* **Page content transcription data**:

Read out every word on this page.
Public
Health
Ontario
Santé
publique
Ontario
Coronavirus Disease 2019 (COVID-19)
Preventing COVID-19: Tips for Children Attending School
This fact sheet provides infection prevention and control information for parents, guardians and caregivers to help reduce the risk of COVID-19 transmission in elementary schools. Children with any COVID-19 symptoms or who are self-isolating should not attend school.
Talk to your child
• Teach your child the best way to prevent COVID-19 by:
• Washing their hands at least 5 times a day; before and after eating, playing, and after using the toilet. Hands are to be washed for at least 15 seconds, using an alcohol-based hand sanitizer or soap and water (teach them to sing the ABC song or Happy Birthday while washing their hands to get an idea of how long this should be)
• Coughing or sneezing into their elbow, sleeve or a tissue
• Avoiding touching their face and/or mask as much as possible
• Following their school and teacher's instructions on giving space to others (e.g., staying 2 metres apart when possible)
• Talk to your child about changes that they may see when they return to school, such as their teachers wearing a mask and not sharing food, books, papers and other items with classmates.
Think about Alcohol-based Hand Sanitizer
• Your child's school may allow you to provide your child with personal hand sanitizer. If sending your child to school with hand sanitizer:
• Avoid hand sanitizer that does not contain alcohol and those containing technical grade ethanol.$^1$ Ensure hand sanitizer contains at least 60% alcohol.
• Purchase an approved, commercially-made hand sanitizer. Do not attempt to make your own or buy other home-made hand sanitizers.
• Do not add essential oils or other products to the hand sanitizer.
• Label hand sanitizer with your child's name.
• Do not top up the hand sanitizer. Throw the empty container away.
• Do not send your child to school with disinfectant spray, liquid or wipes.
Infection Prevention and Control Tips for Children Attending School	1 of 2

* **What needs to be done**: This exercise calls for every record above to be written out again exactly.

* **Answer for the task**:
Read out every word on this page.
Public
Health
Ontario
Santé
publique
Ontario
Coronavirus Disease 2019 (COVID-19)
Preventing COVID-19: Tips for Children Attending School
This fact sheet provides infection prevention and control information for parents, guardians and caregivers to help reduce the risk of COVID-19 transmission in elementary schools. Children with any COVID-19 symptoms or who are self-isolating should not attend school.
Talk to your child
• Teach your child the best way to prevent COVID-19 by:
• Washing their hands at least 5 times a day; before and after eating, playing, and after using the toilet. Hands are to be washed for at least 15 seconds, using an alcohol-based hand sanitizer or soap and water (teach them to sing the ABC song or Happy Birthday while washing their hands to get an idea of how long this should be)
• Coughing or sneezing into their elbow, sleeve or a tissue
• Avoiding touching their face and/or mask as much as possible
• Following their school and teacher's instructions on giving space to others (e.g., staying 2 metres apart when possible)
• Talk to your child about changes that they may see when they return to school, such as their teachers wearing a mask and not sharing food, books, papers and other items with classmates.
Think about Alcohol-based Hand Sanitizer
• Your child's school may allow you to provide your child with personal hand sanitizer. If sending your child to school with hand sanitizer:
• Avoid hand sanitizer that does not contain alcohol and those containing technical grade ethanol.$^1$ Ensure hand sanitizer contains at least 60% alcohol.
• Purchase an approved, commercially-made hand sanitizer. Do not attempt to make your own or buy other home-made hand sanitizers.
• Do not add essential oils or other products to the hand sanitizer.
• Label hand sanitizer with your child's name.
• Do not top up the hand sanitizer. Throw the empty container away.
• Do not send your child to school with disinfectant spray, liquid or wipes.
Infection Prevention and Control Tips for Children Attending School	1 of 2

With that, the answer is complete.